■ Instructions for the task
Write out each entry again. Keep every word exactly as it is.

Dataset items
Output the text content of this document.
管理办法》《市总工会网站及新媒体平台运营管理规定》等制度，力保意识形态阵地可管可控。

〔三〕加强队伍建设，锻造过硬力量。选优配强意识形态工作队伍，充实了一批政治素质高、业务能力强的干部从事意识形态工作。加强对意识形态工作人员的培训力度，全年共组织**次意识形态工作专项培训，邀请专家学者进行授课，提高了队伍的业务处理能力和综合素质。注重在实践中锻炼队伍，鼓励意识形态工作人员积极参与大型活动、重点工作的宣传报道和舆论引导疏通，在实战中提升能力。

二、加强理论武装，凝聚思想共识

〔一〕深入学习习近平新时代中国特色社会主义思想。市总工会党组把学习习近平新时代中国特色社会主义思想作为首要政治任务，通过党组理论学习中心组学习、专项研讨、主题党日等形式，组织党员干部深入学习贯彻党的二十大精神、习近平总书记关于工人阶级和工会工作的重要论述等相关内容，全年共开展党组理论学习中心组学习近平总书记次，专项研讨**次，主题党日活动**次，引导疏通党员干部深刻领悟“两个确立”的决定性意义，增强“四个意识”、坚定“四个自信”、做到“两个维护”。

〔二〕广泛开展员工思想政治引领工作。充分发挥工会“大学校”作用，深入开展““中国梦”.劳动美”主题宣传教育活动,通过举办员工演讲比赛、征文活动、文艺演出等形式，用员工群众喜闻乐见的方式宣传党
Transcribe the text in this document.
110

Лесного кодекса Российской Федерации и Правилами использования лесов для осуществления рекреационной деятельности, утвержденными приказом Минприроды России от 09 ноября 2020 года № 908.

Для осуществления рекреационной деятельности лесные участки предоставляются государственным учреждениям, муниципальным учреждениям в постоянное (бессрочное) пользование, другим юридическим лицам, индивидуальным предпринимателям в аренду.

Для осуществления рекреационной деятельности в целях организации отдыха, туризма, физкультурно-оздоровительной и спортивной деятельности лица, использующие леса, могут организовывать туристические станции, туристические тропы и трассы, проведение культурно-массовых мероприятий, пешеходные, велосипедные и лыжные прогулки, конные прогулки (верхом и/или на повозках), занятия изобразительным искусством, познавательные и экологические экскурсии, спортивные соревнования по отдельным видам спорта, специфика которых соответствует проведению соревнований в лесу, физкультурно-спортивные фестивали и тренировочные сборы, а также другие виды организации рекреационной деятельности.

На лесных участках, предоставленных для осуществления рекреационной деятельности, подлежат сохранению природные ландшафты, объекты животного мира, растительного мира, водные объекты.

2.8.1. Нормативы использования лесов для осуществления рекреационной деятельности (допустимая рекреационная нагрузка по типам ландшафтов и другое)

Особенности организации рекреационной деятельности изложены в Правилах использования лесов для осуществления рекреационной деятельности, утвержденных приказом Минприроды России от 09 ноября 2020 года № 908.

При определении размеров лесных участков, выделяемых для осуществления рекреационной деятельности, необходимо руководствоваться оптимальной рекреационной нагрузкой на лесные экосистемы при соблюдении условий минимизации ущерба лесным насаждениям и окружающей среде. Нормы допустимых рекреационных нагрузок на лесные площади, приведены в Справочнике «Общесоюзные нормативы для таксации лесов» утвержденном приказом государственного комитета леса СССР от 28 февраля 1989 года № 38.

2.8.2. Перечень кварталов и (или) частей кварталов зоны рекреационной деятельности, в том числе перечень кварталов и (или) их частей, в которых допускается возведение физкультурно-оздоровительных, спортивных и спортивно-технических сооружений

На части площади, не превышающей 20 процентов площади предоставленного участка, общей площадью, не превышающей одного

■ Task result
Output the text content of this document.
管理办法》《市总工会网站及新媒体平台运营管理规定》等制度，力保意识形态阵地可管可控。

〔三〕加强队伍建设，锻造过硬力量。选优配强意识形态工作队伍，充实了一批政治素质高、业务能力强的干部从事意识形态工作。加强对意识形态工作人员的培训力度，全年共组织**次意识形态工作专项培训，邀请专家学者进行授课，提高了队伍的业务处理能力和综合素质。注重在实践中锻炼队伍，鼓励意识形态工作人员积极参与大型活动、重点工作的宣传报道和舆论引导疏通，在实战中提升能力。

二、加强理论武装，凝聚思想共识

〔一〕深入学习习近平新时代中国特色社会主义思想。市总工会党组把学习习近平新时代中国特色社会主义思想作为首要政治任务，通过党组理论学习中心组学习、专项研讨、主题党日等形式，组织党员干部深入学习贯彻党的二十大精神、习近平总书记关于工人阶级和工会工作的重要论述等相关内容，全年共开展党组理论学习中心组学习近平总书记次，专项研讨**次，主题党日活动**次，引导疏通党员干部深刻领悟“两个确立”的决定性意义，增强“四个意识”、坚定“四个自信”、做到“两个维护”。

〔二〕广泛开展员工思想政治引领工作。充分发挥工会“大学校”作用，深入开展““中国梦”.劳动美”主题宣传教育活动,通过举办员工演讲比赛、征文活动、文艺演出等形式，用员工群众喜闻乐见的方式宣传党
Transcribe the text in this document.
110

Лесного кодекса Российской Федерации и Правилами использования лесов для осуществления рекреационной деятельности, утвержденными приказом Минприроды России от 09 ноября 2020 года № 908.

Для осуществления рекреационной деятельности лесные участки предоставляются государственным учреждениям, муниципальным учреждениям в постоянное (бессрочное) пользование, другим юридическим лицам, индивидуальным предпринимателям в аренду.

Для осуществления рекреационной деятельности в целях организации отдыха, туризма, физкультурно-оздоровительной и спортивной деятельности лица, использующие леса, могут организовывать туристические станции, туристические тропы и трассы, проведение культурно-массовых мероприятий, пешеходные, велосипедные и лыжные прогулки, конные прогулки (верхом и/или на повозках), занятия изобразительным искусством, познавательные и экологические экскурсии, спортивные соревнования по отдельным видам спорта, специфика которых соответствует проведению соревнований в лесу, физкультурно-спортивные фестивали и тренировочные сборы, а также другие виды организации рекреационной деятельности.

На лесных участках, предоставленных для осуществления рекреационной деятельности, подлежат сохранению природные ландшафты, объекты животного мира, растительного мира, водные объекты.

2.8.1. Нормативы использования лесов для осуществления рекреационной деятельности (допустимая рекреационная нагрузка по типам ландшафтов и другое)

Особенности организации рекреационной деятельности изложены в Правилах использования лесов для осуществления рекреационной деятельности, утвержденных приказом Минприроды России от 09 ноября 2020 года № 908.

При определении размеров лесных участков, выделяемых для осуществления рекреационной деятельности, необходимо руководствоваться оптимальной рекреационной нагрузкой на лесные экосистемы при соблюдении условий минимизации ущерба лесным насаждениям и окружающей среде. Нормы допустимых рекреационных нагрузок на лесные площади, приведены в Справочнике «Общесоюзные нормативы для таксации лесов» утвержденном приказом государственного комитета леса СССР от 28 февраля 1989 года № 38.

2.8.2. Перечень кварталов и (или) частей кварталов зоны рекреационной деятельности, в том числе перечень кварталов и (или) их частей, в которых допускается возведение физкультурно-оздоровительных, спортивных и спортивно-технических сооружений

На части площади, не превышающей 20 процентов площади предоставленного участка, общей площадью, не превышающей одного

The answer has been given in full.